## TASK TO COMPLETE
Collect all lines below with the string "interval".

(Data tied to figure images)
#####

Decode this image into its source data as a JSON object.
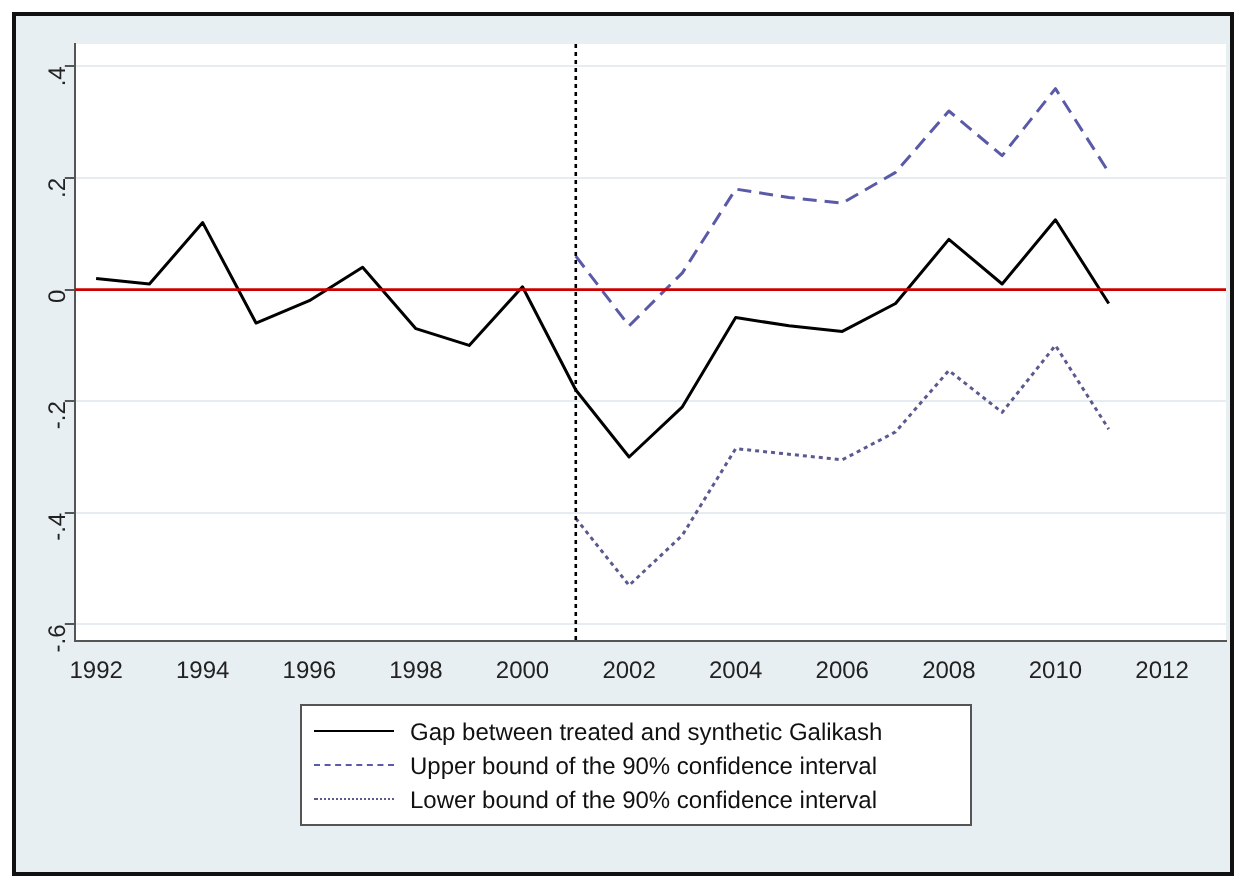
{
  "chart_data": {
    "type": "line",
    "x": [
      1992,
      1993,
      1994,
      1995,
      1996,
      1997,
      1998,
      1999,
      2000,
      2001,
      2002,
      2003,
      2004,
      2005,
      2006,
      2007,
      2008,
      2009,
      2010,
      2011
    ],
    "series": [
      {
        "name": "Gap between treated and synthetic Galikash",
        "color": "#000000",
        "line_style": "solid",
        "values": [
          0.02,
          0.01,
          0.12,
          -0.06,
          -0.02,
          0.04,
          -0.07,
          -0.1,
          0.005,
          -0.18,
          -0.3,
          -0.21,
          -0.05,
          -0.065,
          -0.075,
          -0.025,
          0.09,
          0.01,
          0.125,
          -0.025
        ]
      },
      {
        "name": "Upper bound of the 90% confidence interval",
        "color": "#5a5aa8",
        "line_style": "dashed",
        "x": [
          2001,
          2002,
          2003,
          2004,
          2005,
          2006,
          2007,
          2008,
          2009,
          2010,
          2011
        ],
        "values": [
          0.06,
          -0.065,
          0.03,
          0.18,
          0.165,
          0.155,
          0.21,
          0.32,
          0.24,
          0.36,
          0.21
        ]
      },
      {
        "name": "Lower bound of the 90% confidence interval",
        "color": "#5a5a90",
        "line_style": "dotted",
        "x": [
          2001,
          2002,
          2003,
          2004,
          2005,
          2006,
          2007,
          2008,
          2009,
          2010,
          2011
        ],
        "values": [
          -0.41,
          -0.53,
          -0.44,
          -0.285,
          -0.295,
          -0.305,
          -0.255,
          -0.145,
          -0.22,
          -0.1,
          -0.25
        ]
      }
    ],
    "xlim": [
      1991.6,
      2013.2
    ],
    "xticks": [
      1992,
      1994,
      1996,
      1998,
      2000,
      2002,
      2004,
      2006,
      2008,
      2010,
      2012
    ],
    "ylim": [
      -0.63,
      0.44
    ],
    "yticks": [
      {
        "value": -0.6,
        "label": "-.6"
      },
      {
        "value": -0.4,
        "label": "-.4"
      },
      {
        "value": -0.2,
        "label": "-.2"
      },
      0,
      {
        "value": 0.2,
        "label": ".2"
      },
      {
        "value": 0.4,
        "label": ".4"
      }
    ],
    "grid": "y",
    "legend": "bottom",
    "marker": "none",
    "ref_lines": [
      {
        "axis": "y",
        "value": 0,
        "color": "#cc0000",
        "line_style": "solid"
      },
      {
        "axis": "x",
        "value": 2001,
        "color": "#000000",
        "line_style": "dotted"
      }
    ]
  }
}
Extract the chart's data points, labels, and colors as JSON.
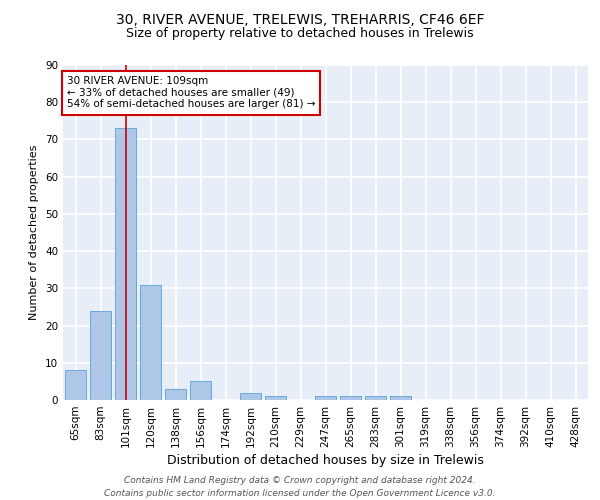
{
  "title1": "30, RIVER AVENUE, TRELEWIS, TREHARRIS, CF46 6EF",
  "title2": "Size of property relative to detached houses in Trelewis",
  "xlabel": "Distribution of detached houses by size in Trelewis",
  "ylabel": "Number of detached properties",
  "categories": [
    "65sqm",
    "83sqm",
    "101sqm",
    "120sqm",
    "138sqm",
    "156sqm",
    "174sqm",
    "192sqm",
    "210sqm",
    "229sqm",
    "247sqm",
    "265sqm",
    "283sqm",
    "301sqm",
    "319sqm",
    "338sqm",
    "356sqm",
    "374sqm",
    "392sqm",
    "410sqm",
    "428sqm"
  ],
  "values": [
    8,
    24,
    73,
    31,
    3,
    5,
    0,
    2,
    1,
    0,
    1,
    1,
    1,
    1,
    0,
    0,
    0,
    0,
    0,
    0,
    0
  ],
  "bar_color": "#aec6e8",
  "bar_edge_color": "#5a9fd4",
  "highlight_index": 2,
  "highlight_line_color": "#cc0000",
  "ylim": [
    0,
    90
  ],
  "yticks": [
    0,
    10,
    20,
    30,
    40,
    50,
    60,
    70,
    80,
    90
  ],
  "annotation_box_color": "#ffffff",
  "annotation_box_edge_color": "#cc0000",
  "annotation_text_line1": "30 RIVER AVENUE: 109sqm",
  "annotation_text_line2": "← 33% of detached houses are smaller (49)",
  "annotation_text_line3": "54% of semi-detached houses are larger (81) →",
  "footer_line1": "Contains HM Land Registry data © Crown copyright and database right 2024.",
  "footer_line2": "Contains public sector information licensed under the Open Government Licence v3.0.",
  "background_color": "#e8eef8",
  "grid_color": "#ffffff",
  "title1_fontsize": 10,
  "title2_fontsize": 9,
  "xlabel_fontsize": 9,
  "ylabel_fontsize": 8,
  "tick_fontsize": 7.5,
  "annotation_fontsize": 7.5,
  "footer_fontsize": 6.5
}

#####

## SOLUTION BELOW
        "name": "Upper bound of the 90% confidence interval",
        "name": "Lower bound of the 90% confidence interval",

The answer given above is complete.